[start]

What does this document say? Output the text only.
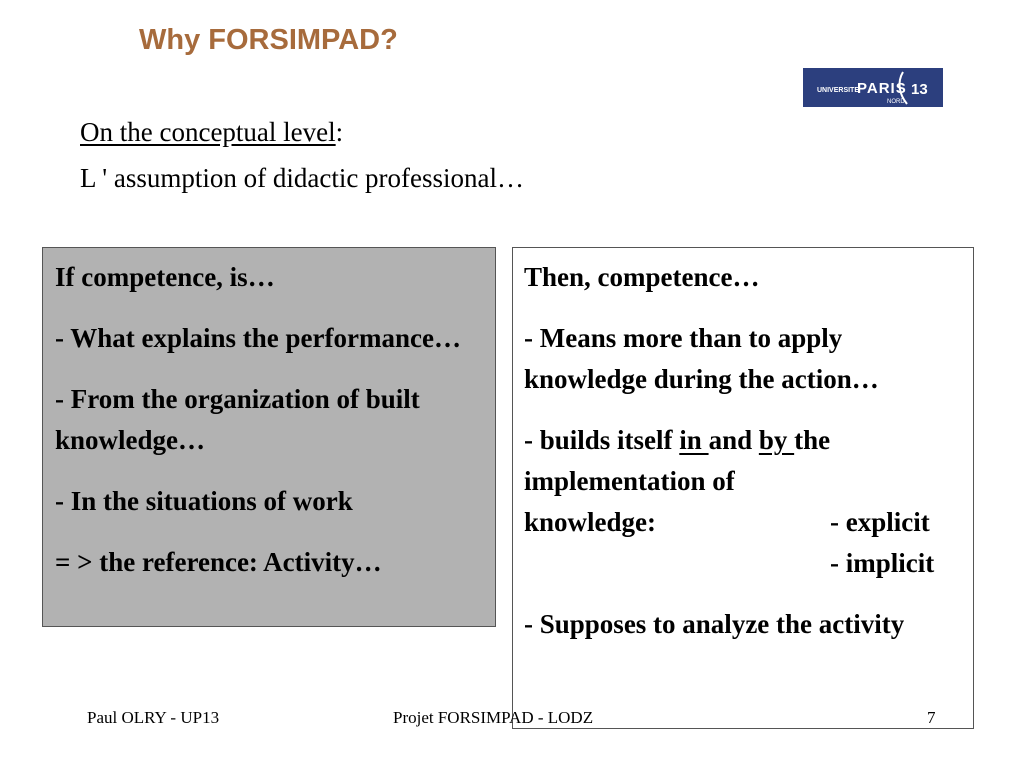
Why FORSIMPAD?
UNIVERSITE
PARIS 13
NORD
On the conceptual level:
L ' assumption of didactic professional…

If competence, is…

- What explains the performance…

- From the organization of built knowledge…

- In the situations of work

= > the reference: Activity…

Then, competence…

- Means more than to apply knowledge during the action…

- builds itself in and by the implementation of
knowledge:	- explicit
- implicit

- Supposes to analyze the activity

Paul OLRY - UP13	Projet FORSIMPAD - LODZ	7
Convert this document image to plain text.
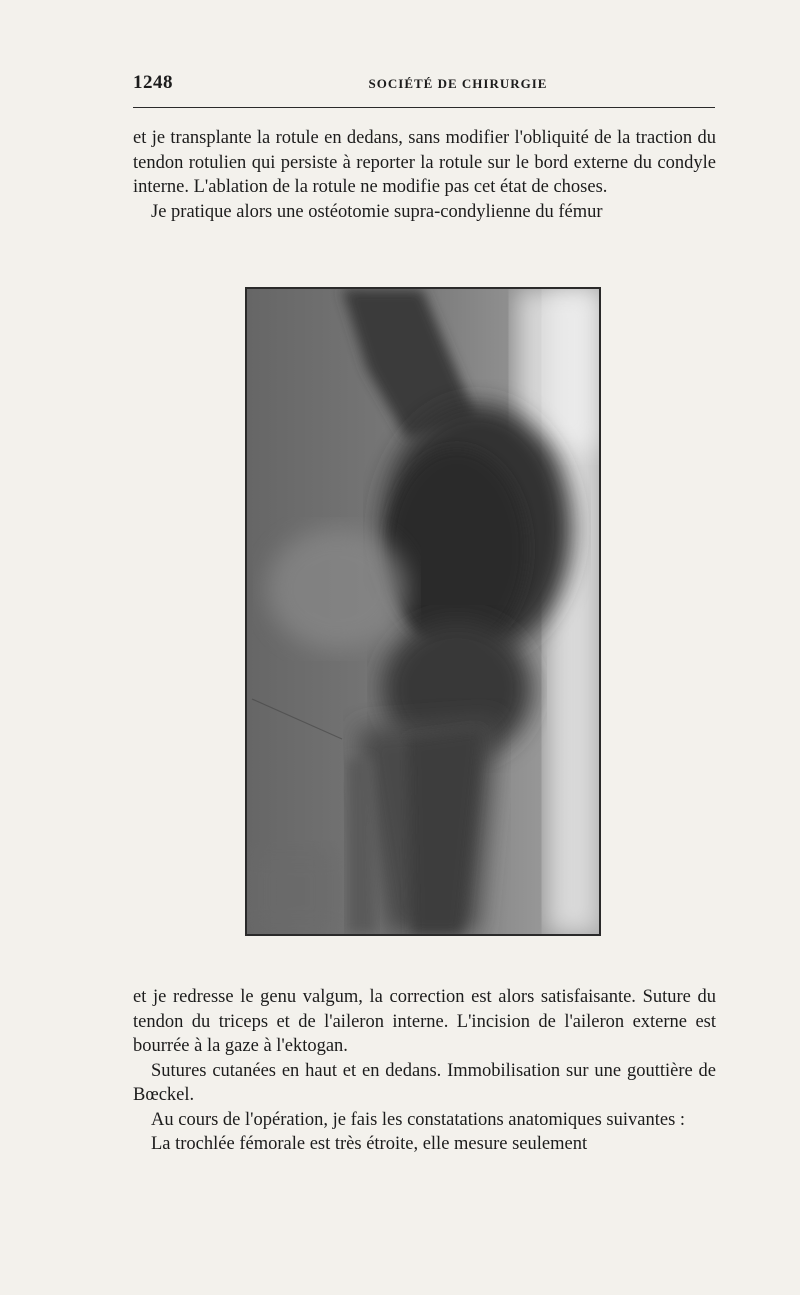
1248	SOCIÉTÉ DE CHIRURGIE

et je transplante la rotule en dedans, sans modifier l'obliquité de la traction du tendon rotulien qui persiste à reporter la rotule sur le bord externe du condyle interne. L'ablation de la rotule ne modifie pas cet état de choses.

Je pratique alors une ostéotomie supra-condylienne du fémur

et je redresse le genu valgum, la correction est alors satisfaisante. Suture du tendon du triceps et de l'aileron interne. L'incision de l'aileron externe est bourrée à la gaze à l'ektogan.

Sutures cutanées en haut et en dedans. Immobilisation sur une gouttière de Bœckel.

Au cours de l'opération, je fais les constatations anatomiques suivantes :

La trochlée fémorale est très étroite, elle mesure seulement
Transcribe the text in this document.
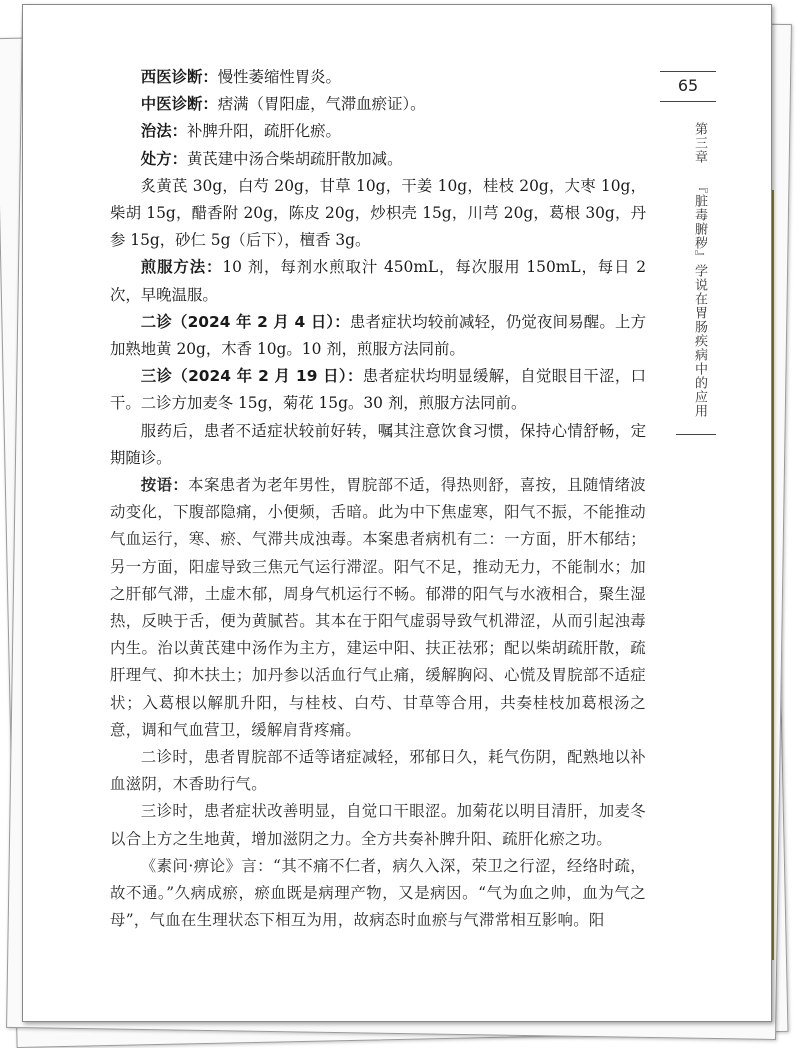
65
第三章 『脏毒腑秽』学说在胃肠疾病中的应用

西医诊断：慢性萎缩性胃炎。

中医诊断：痞满（胃阳虚，气滞血瘀证）。

治法：补脾升阳，疏肝化瘀。

处方：黄芪建中汤合柴胡疏肝散加减。

炙黄芪 30g，白芍 20g，甘草 10g，干姜 10g，桂枝 20g，大枣 10g，柴胡 15g，醋香附 20g，陈皮 20g，炒枳壳 15g，川芎 20g，葛根 30g，丹参 15g，砂仁 5g（后下），檀香 3g。

煎服方法：10 剂，每剂水煎取汁 450mL，每次服用 150mL，每日 2 次，早晚温服。

二诊（2024 年 2 月 4 日）：患者症状均较前减轻，仍觉夜间易醒。上方加熟地黄 20g，木香 10g。10 剂，煎服方法同前。

三诊（2024 年 2 月 19 日）：患者症状均明显缓解，自觉眼目干涩，口干。二诊方加麦冬 15g，菊花 15g。30 剂，煎服方法同前。

服药后，患者不适症状较前好转，嘱其注意饮食习惯，保持心情舒畅，定期随诊。

按语：本案患者为老年男性，胃脘部不适，得热则舒，喜按，且随情绪波动变化，下腹部隐痛，小便频，舌暗。此为中下焦虚寒，阳气不振，不能推动气血运行，寒、瘀、气滞共成浊毒。本案患者病机有二：一方面，肝木郁结；另一方面，阳虚导致三焦元气运行滞涩。阳气不足，推动无力，不能制水；加之肝郁气滞，土虚木郁，周身气机运行不畅。郁滞的阳气与水液相合，聚生湿热，反映于舌，便为黄腻苔。其本在于阳气虚弱导致气机滞涩，从而引起浊毒内生。治以黄芪建中汤作为主方，建运中阳、扶正祛邪；配以柴胡疏肝散，疏肝理气、抑木扶土；加丹参以活血行气止痛，缓解胸闷、心慌及胃脘部不适症状；入葛根以解肌升阳，与桂枝、白芍、甘草等合用，共奏桂枝加葛根汤之意，调和气血营卫，缓解肩背疼痛。

二诊时，患者胃脘部不适等诸症减轻，邪郁日久，耗气伤阴，配熟地以补血滋阴，木香助行气。

三诊时，患者症状改善明显，自觉口干眼涩。加菊花以明目清肝，加麦冬以合上方之生地黄，增加滋阴之力。全方共奏补脾升阳、疏肝化瘀之功。

《素问·痹论》言：“其不痛不仁者，病久入深，荣卫之行涩，经络时疏，故不通。”久病成瘀，瘀血既是病理产物，又是病因。“气为血之帅，血为气之母”，气血在生理状态下相互为用，故病态时血瘀与气滞常相互影响。阳
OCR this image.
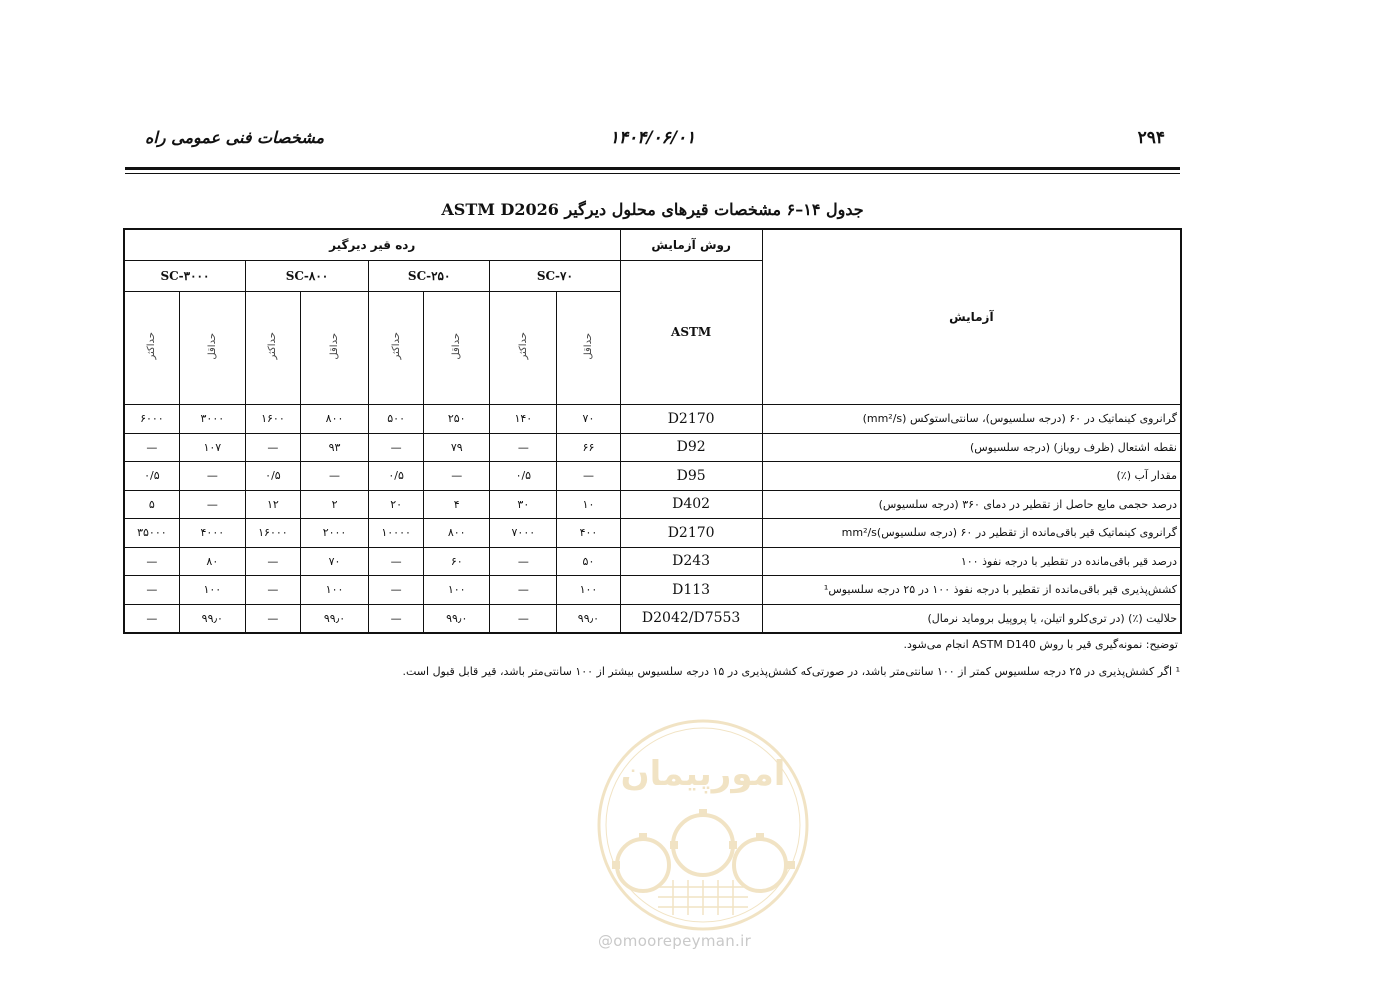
۲۹۴
۱۴۰۴/۰۶/۰۱
مشخصات فنی عمومی راه
جدول ۱۴–۶ مشخصات قیرهای محلول دیرگیر ASTM D2026
آزمایش	روش آزمایش	رده قیر دیرگیر							
	ASTM	SC-۷۰		SC-۲۵۰		SC-۸۰۰		SC-۳۰۰۰	
		حداقل	حداکثر	حداقل	حداکثر	حداقل	حداکثر	حداقل	حداکثر
گرانروی کینماتیک در ۶۰ (درجه سلسیوس)، سانتی‌استوکس (mm²/s)	D2170	۷۰	۱۴۰	۲۵۰	۵۰۰	۸۰۰	۱۶۰۰	۳۰۰۰	۶۰۰۰
نقطه اشتعال (ظرف روباز) (درجه سلسیوس)	D92	۶۶	—	۷۹	—	۹۳	—	۱۰۷	—
مقدار آب (٪)	D95	—	۰/۵	—	۰/۵	—	۰/۵	—	۰/۵
درصد حجمی مایع حاصل از تقطیر در دمای ۳۶۰ (درجه سلسیوس)	D402	۱۰	۳۰	۴	۲۰	۲	۱۲	—	۵
گرانروی کینماتیک قیر باقی‌مانده از تقطیر در ۶۰ (درجه سلسیوس)mm²/s	D2170	۴۰۰	۷۰۰۰	۸۰۰	۱۰۰۰۰	۲۰۰۰	۱۶۰۰۰	۴۰۰۰	۳۵۰۰۰
درصد قیر باقی‌مانده در تقطیر با درجه نفوذ ۱۰۰	D243	۵۰	—	۶۰	—	۷۰	—	۸۰	—
کشش‌پذیری قیر باقی‌مانده از تقطیر با درجه نفوذ ۱۰۰ در ۲۵ درجه سلسیوس¹	D113	۱۰۰	—	۱۰۰	—	۱۰۰	—	۱۰۰	—
حلالیت (٪) (در تری‌کلرو اتیلن، یا پروپیل بروماید نرمال)	D2042/D7553	۹۹٫۰	—	۹۹٫۰	—	۹۹٫۰	—	۹۹٫۰	—
توضیح: نمونه‌گیری قیر با روش ASTM D140 انجام می‌شود.
¹ اگر کشش‌پذیری در ۲۵ درجه سلسیوس کمتر از ۱۰۰ سانتی‌متر باشد، در صورتی‌که کشش‌پذیری در ۱۵ درجه سلسیوس بیشتر از ۱۰۰ سانتی‌متر باشد، قیر قابل قبول است.
امورپیمان
@omoorepeyman.ir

[end]

* _Task objective_
Pick out every line with the string "ASTM" and copy it.

* _Exercise answer_
جدول ۱۴–۶ مشخصات قیرهای محلول دیرگیر ASTM D2026
	ASTM	SC-۷۰		SC-۲۵۰		SC-۸۰۰		SC-۳۰۰۰	
توضیح: نمونه‌گیری قیر با روش ASTM D140 انجام می‌شود.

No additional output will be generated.